EXERCISE INPUTS:

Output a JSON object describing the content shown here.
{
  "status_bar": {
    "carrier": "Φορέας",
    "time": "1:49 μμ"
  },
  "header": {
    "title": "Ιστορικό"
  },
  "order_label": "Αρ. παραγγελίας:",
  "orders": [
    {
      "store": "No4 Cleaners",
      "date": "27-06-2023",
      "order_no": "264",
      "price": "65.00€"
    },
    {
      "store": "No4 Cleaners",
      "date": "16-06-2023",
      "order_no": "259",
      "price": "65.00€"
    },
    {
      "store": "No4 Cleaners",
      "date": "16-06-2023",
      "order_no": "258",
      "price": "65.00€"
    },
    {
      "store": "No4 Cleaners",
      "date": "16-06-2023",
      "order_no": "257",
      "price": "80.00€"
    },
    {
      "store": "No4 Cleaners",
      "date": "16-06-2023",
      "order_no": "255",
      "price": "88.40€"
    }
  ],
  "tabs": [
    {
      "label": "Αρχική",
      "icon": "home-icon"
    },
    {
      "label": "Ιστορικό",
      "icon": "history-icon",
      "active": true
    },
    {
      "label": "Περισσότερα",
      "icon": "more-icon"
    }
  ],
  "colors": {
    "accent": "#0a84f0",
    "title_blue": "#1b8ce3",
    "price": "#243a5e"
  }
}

---

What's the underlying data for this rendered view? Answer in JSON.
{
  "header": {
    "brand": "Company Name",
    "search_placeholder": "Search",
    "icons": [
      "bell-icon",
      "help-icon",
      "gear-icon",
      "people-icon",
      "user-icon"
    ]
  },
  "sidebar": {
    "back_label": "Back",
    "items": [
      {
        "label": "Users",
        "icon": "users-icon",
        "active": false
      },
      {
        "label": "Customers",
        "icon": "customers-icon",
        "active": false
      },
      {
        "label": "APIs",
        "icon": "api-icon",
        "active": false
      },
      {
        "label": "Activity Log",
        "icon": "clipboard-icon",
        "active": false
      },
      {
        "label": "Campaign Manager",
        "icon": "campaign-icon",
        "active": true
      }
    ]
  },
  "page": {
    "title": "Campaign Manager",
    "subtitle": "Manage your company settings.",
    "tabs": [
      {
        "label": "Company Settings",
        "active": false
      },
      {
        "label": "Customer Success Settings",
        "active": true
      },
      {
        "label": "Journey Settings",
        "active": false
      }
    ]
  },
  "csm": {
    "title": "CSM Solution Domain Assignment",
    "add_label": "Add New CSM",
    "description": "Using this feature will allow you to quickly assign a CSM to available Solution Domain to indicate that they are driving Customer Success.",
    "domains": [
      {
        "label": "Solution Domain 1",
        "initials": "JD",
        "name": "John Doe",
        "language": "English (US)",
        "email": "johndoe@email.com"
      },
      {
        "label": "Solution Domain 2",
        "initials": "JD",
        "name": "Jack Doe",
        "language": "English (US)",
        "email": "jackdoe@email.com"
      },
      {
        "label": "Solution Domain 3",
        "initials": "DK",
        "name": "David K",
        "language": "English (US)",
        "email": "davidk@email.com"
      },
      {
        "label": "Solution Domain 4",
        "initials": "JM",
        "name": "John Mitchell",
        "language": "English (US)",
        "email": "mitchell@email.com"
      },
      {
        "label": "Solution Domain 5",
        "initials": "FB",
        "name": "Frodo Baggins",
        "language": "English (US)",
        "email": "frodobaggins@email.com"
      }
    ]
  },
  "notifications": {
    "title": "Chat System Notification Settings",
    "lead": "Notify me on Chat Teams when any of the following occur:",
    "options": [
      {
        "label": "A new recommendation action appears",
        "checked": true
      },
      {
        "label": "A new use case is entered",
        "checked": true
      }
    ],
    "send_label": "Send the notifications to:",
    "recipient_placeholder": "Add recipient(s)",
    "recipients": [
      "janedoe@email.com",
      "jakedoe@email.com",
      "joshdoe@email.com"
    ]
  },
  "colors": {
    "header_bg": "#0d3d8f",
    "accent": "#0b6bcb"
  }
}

WORK TO BE COMPLETED: Show the lines from the data above that contain the string "Chat".

SOLUTION TO THIS EXERCISE:
    "title": "Chat System Notification Settings",
    "lead": "Notify me on Chat Teams when any of the following occur:",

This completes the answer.